-------- DATA FOR PROCESSING
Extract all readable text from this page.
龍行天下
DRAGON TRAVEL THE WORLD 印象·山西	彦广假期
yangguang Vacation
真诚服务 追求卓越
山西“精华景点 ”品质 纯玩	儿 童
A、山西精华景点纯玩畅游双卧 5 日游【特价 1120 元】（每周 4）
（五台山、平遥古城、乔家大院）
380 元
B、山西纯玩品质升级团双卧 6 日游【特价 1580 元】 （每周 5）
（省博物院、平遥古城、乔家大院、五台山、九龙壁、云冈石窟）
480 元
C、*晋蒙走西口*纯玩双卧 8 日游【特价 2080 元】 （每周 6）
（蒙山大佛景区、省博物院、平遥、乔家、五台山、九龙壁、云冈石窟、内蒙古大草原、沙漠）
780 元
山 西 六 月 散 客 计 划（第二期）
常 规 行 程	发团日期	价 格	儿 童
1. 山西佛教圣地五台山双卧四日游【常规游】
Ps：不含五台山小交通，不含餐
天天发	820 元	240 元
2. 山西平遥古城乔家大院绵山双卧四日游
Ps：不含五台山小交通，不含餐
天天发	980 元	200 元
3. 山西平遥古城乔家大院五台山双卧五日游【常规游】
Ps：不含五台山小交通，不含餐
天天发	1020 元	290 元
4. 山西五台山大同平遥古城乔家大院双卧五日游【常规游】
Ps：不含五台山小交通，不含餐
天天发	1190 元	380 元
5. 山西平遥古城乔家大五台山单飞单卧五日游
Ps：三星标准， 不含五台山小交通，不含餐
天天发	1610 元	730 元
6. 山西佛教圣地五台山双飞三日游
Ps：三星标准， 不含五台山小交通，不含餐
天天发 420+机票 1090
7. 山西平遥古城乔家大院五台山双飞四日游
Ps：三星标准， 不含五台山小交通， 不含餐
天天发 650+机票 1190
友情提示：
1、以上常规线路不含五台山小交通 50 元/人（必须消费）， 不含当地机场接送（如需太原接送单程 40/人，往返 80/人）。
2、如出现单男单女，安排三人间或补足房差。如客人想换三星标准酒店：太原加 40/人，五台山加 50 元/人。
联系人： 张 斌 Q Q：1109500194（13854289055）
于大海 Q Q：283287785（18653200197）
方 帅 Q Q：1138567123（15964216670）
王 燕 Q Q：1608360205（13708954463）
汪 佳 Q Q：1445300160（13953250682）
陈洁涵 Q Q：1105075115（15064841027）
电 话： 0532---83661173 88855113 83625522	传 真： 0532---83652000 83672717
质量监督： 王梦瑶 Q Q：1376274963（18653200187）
----------------
TASK REQUIREMENTS:
Write the entire listing out again, word for word.

WORKED SOLUTION:
Extract all readable text from this page.
龍行天下
DRAGON TRAVEL THE WORLD 印象·山西	彦广假期
yangguang Vacation
真诚服务 追求卓越
山西“精华景点 ”品质 纯玩	儿 童
A、山西精华景点纯玩畅游双卧 5 日游【特价 1120 元】（每周 4）
（五台山、平遥古城、乔家大院）
380 元
B、山西纯玩品质升级团双卧 6 日游【特价 1580 元】 （每周 5）
（省博物院、平遥古城、乔家大院、五台山、九龙壁、云冈石窟）
480 元
C、*晋蒙走西口*纯玩双卧 8 日游【特价 2080 元】 （每周 6）
（蒙山大佛景区、省博物院、平遥、乔家、五台山、九龙壁、云冈石窟、内蒙古大草原、沙漠）
780 元
山 西 六 月 散 客 计 划（第二期）
常 规 行 程	发团日期	价 格	儿 童
1. 山西佛教圣地五台山双卧四日游【常规游】
Ps：不含五台山小交通，不含餐
天天发	820 元	240 元
2. 山西平遥古城乔家大院绵山双卧四日游
Ps：不含五台山小交通，不含餐
天天发	980 元	200 元
3. 山西平遥古城乔家大院五台山双卧五日游【常规游】
Ps：不含五台山小交通，不含餐
天天发	1020 元	290 元
4. 山西五台山大同平遥古城乔家大院双卧五日游【常规游】
Ps：不含五台山小交通，不含餐
天天发	1190 元	380 元
5. 山西平遥古城乔家大五台山单飞单卧五日游
Ps：三星标准， 不含五台山小交通，不含餐
天天发	1610 元	730 元
6. 山西佛教圣地五台山双飞三日游
Ps：三星标准， 不含五台山小交通，不含餐
天天发 420+机票 1090
7. 山西平遥古城乔家大院五台山双飞四日游
Ps：三星标准， 不含五台山小交通， 不含餐
天天发 650+机票 1190
友情提示：
1、以上常规线路不含五台山小交通 50 元/人（必须消费）， 不含当地机场接送（如需太原接送单程 40/人，往返 80/人）。
2、如出现单男单女，安排三人间或补足房差。如客人想换三星标准酒店：太原加 40/人，五台山加 50 元/人。
联系人： 张 斌 Q Q：1109500194（13854289055）
于大海 Q Q：283287785（18653200197）
方 帅 Q Q：1138567123（15964216670）
王 燕 Q Q：1608360205（13708954463）
汪 佳 Q Q：1445300160（13953250682）
陈洁涵 Q Q：1105075115（15064841027）
电 话： 0532---83661173 88855113 83625522	传 真： 0532---83652000 83672717
质量监督： 王梦瑶 Q Q：1376274963（18653200187）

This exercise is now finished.